__DIRECTIONS FOR THIS TASK__
Restate the records in their entirety, word for word.

________

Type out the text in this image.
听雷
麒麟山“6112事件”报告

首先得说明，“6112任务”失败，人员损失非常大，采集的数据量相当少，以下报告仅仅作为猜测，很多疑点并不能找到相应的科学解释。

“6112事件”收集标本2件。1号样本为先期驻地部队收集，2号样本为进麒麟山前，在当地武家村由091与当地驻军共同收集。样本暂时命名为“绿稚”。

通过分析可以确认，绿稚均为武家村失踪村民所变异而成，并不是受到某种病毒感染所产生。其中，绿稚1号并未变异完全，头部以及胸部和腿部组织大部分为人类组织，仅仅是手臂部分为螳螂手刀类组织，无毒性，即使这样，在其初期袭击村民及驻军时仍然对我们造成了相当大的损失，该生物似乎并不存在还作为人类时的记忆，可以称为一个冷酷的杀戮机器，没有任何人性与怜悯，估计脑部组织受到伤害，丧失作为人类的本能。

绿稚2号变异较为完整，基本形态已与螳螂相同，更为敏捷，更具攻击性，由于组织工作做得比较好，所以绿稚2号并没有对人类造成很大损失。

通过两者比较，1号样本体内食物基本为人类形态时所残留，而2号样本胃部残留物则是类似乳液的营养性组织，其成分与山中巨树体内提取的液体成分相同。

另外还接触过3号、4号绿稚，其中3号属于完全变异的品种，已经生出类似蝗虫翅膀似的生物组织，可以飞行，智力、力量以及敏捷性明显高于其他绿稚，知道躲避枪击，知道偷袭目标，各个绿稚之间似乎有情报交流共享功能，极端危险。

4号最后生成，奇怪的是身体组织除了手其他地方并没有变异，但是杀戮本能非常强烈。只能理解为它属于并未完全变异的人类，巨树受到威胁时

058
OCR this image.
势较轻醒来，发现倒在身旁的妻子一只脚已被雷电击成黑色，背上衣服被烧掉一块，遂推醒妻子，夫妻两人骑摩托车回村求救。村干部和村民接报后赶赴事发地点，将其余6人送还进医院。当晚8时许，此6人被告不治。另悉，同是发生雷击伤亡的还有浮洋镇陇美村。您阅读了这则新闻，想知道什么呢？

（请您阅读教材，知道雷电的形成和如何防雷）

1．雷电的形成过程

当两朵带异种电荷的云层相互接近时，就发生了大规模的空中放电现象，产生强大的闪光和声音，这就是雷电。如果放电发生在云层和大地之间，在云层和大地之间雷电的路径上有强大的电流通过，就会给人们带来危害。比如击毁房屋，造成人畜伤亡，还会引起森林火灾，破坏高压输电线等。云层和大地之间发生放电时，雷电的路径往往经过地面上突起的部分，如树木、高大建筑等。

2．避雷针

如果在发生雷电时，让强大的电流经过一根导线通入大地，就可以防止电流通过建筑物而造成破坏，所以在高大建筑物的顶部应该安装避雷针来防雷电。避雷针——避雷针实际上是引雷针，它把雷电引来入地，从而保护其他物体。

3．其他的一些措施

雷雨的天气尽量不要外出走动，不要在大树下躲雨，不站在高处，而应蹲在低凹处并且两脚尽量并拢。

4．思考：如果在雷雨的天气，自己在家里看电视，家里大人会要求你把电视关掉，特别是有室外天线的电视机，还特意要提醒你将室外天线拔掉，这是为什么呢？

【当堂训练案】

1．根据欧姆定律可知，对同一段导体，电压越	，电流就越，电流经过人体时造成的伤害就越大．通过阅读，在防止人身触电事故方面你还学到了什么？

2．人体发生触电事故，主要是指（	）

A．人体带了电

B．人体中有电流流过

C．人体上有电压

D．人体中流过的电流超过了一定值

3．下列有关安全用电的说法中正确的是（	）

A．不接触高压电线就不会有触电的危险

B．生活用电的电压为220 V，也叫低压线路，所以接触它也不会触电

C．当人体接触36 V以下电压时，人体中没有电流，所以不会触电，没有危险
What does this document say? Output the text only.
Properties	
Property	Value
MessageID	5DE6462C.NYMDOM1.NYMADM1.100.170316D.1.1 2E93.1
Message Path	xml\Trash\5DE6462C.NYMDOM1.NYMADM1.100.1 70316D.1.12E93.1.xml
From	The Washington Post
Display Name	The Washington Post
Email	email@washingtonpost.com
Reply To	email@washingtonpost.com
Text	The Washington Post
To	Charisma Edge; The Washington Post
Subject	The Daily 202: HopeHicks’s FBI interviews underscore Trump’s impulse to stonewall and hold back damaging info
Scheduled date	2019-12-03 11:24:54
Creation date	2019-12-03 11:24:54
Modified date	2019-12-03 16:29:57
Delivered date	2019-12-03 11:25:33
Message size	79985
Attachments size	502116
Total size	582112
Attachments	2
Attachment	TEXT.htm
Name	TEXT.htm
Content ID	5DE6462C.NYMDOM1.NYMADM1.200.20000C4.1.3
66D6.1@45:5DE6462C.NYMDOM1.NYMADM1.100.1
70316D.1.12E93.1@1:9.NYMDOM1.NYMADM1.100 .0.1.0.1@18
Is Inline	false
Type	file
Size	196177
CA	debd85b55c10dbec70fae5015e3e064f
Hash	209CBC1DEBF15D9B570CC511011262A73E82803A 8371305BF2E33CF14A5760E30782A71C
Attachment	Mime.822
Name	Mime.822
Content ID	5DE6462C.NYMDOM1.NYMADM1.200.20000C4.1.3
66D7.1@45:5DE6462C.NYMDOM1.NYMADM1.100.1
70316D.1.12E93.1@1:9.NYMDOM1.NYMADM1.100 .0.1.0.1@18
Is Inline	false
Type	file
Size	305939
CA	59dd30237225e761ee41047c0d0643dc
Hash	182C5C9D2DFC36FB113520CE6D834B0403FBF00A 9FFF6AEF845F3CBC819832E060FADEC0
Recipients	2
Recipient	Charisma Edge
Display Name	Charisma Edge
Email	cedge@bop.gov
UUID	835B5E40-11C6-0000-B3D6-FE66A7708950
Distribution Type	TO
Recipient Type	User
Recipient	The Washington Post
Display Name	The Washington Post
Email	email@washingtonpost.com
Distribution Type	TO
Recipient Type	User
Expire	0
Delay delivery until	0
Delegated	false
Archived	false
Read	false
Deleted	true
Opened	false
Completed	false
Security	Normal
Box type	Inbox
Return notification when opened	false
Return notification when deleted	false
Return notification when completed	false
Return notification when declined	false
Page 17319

________

__PROBLEM SOLUTION__
Type out the text in this image.
听雷
麒麟山“6112事件”报告

首先得说明，“6112任务”失败，人员损失非常大，采集的数据量相当少，以下报告仅仅作为猜测，很多疑点并不能找到相应的科学解释。

“6112事件”收集标本2件。1号样本为先期驻地部队收集，2号样本为进麒麟山前，在当地武家村由091与当地驻军共同收集。样本暂时命名为“绿稚”。

通过分析可以确认，绿稚均为武家村失踪村民所变异而成，并不是受到某种病毒感染所产生。其中，绿稚1号并未变异完全，头部以及胸部和腿部组织大部分为人类组织，仅仅是手臂部分为螳螂手刀类组织，无毒性，即使这样，在其初期袭击村民及驻军时仍然对我们造成了相当大的损失，该生物似乎并不存在还作为人类时的记忆，可以称为一个冷酷的杀戮机器，没有任何人性与怜悯，估计脑部组织受到伤害，丧失作为人类的本能。

绿稚2号变异较为完整，基本形态已与螳螂相同，更为敏捷，更具攻击性，由于组织工作做得比较好，所以绿稚2号并没有对人类造成很大损失。

通过两者比较，1号样本体内食物基本为人类形态时所残留，而2号样本胃部残留物则是类似乳液的营养性组织，其成分与山中巨树体内提取的液体成分相同。

另外还接触过3号、4号绿稚，其中3号属于完全变异的品种，已经生出类似蝗虫翅膀似的生物组织，可以飞行，智力、力量以及敏捷性明显高于其他绿稚，知道躲避枪击，知道偷袭目标，各个绿稚之间似乎有情报交流共享功能，极端危险。

4号最后生成，奇怪的是身体组织除了手其他地方并没有变异，但是杀戮本能非常强烈。只能理解为它属于并未完全变异的人类，巨树受到威胁时

058
OCR this image.
势较轻醒来，发现倒在身旁的妻子一只脚已被雷电击成黑色，背上衣服被烧掉一块，遂推醒妻子，夫妻两人骑摩托车回村求救。村干部和村民接报后赶赴事发地点，将其余6人送还进医院。当晚8时许，此6人被告不治。另悉，同是发生雷击伤亡的还有浮洋镇陇美村。您阅读了这则新闻，想知道什么呢？

（请您阅读教材，知道雷电的形成和如何防雷）

1．雷电的形成过程

当两朵带异种电荷的云层相互接近时，就发生了大规模的空中放电现象，产生强大的闪光和声音，这就是雷电。如果放电发生在云层和大地之间，在云层和大地之间雷电的路径上有强大的电流通过，就会给人们带来危害。比如击毁房屋，造成人畜伤亡，还会引起森林火灾，破坏高压输电线等。云层和大地之间发生放电时，雷电的路径往往经过地面上突起的部分，如树木、高大建筑等。

2．避雷针

如果在发生雷电时，让强大的电流经过一根导线通入大地，就可以防止电流通过建筑物而造成破坏，所以在高大建筑物的顶部应该安装避雷针来防雷电。避雷针——避雷针实际上是引雷针，它把雷电引来入地，从而保护其他物体。

3．其他的一些措施

雷雨的天气尽量不要外出走动，不要在大树下躲雨，不站在高处，而应蹲在低凹处并且两脚尽量并拢。

4．思考：如果在雷雨的天气，自己在家里看电视，家里大人会要求你把电视关掉，特别是有室外天线的电视机，还特意要提醒你将室外天线拔掉，这是为什么呢？

【当堂训练案】

1．根据欧姆定律可知，对同一段导体，电压越	，电流就越，电流经过人体时造成的伤害就越大．通过阅读，在防止人身触电事故方面你还学到了什么？

2．人体发生触电事故，主要是指（	）

A．人体带了电

B．人体中有电流流过

C．人体上有电压

D．人体中流过的电流超过了一定值

3．下列有关安全用电的说法中正确的是（	）

A．不接触高压电线就不会有触电的危险

B．生活用电的电压为220 V，也叫低压线路，所以接触它也不会触电

C．当人体接触36 V以下电压时，人体中没有电流，所以不会触电，没有危险
What does this document say? Output the text only.
Properties	
Property	Value
MessageID	5DE6462C.NYMDOM1.NYMADM1.100.170316D.1.1 2E93.1
Message Path	xml\Trash\5DE6462C.NYMDOM1.NYMADM1.100.1 70316D.1.12E93.1.xml
From	The Washington Post
Display Name	The Washington Post
Email	email@washingtonpost.com
Reply To	email@washingtonpost.com
Text	The Washington Post
To	Charisma Edge; The Washington Post
Subject	The Daily 202: HopeHicks’s FBI interviews underscore Trump’s impulse to stonewall and hold back damaging info
Scheduled date	2019-12-03 11:24:54
Creation date	2019-12-03 11:24:54
Modified date	2019-12-03 16:29:57
Delivered date	2019-12-03 11:25:33
Message size	79985
Attachments size	502116
Total size	582112
Attachments	2
Attachment	TEXT.htm
Name	TEXT.htm
Content ID	5DE6462C.NYMDOM1.NYMADM1.200.20000C4.1.3
66D6.1@45:5DE6462C.NYMDOM1.NYMADM1.100.1
70316D.1.12E93.1@1:9.NYMDOM1.NYMADM1.100 .0.1.0.1@18
Is Inline	false
Type	file
Size	196177
CA	debd85b55c10dbec70fae5015e3e064f
Hash	209CBC1DEBF15D9B570CC511011262A73E82803A 8371305BF2E33CF14A5760E30782A71C
Attachment	Mime.822
Name	Mime.822
Content ID	5DE6462C.NYMDOM1.NYMADM1.200.20000C4.1.3
66D7.1@45:5DE6462C.NYMDOM1.NYMADM1.100.1
70316D.1.12E93.1@1:9.NYMDOM1.NYMADM1.100 .0.1.0.1@18
Is Inline	false
Type	file
Size	305939
CA	59dd30237225e761ee41047c0d0643dc
Hash	182C5C9D2DFC36FB113520CE6D834B0403FBF00A 9FFF6AEF845F3CBC819832E060FADEC0
Recipients	2
Recipient	Charisma Edge
Display Name	Charisma Edge
Email	cedge@bop.gov
UUID	835B5E40-11C6-0000-B3D6-FE66A7708950
Distribution Type	TO
Recipient Type	User
Recipient	The Washington Post
Display Name	The Washington Post
Email	email@washingtonpost.com
Distribution Type	TO
Recipient Type	User
Expire	0
Delay delivery until	0
Delegated	false
Archived	false
Read	false
Deleted	true
Opened	false
Completed	false
Security	Normal
Box type	Inbox
Return notification when opened	false
Return notification when deleted	false
Return notification when completed	false
Return notification when declined	false
Page 17319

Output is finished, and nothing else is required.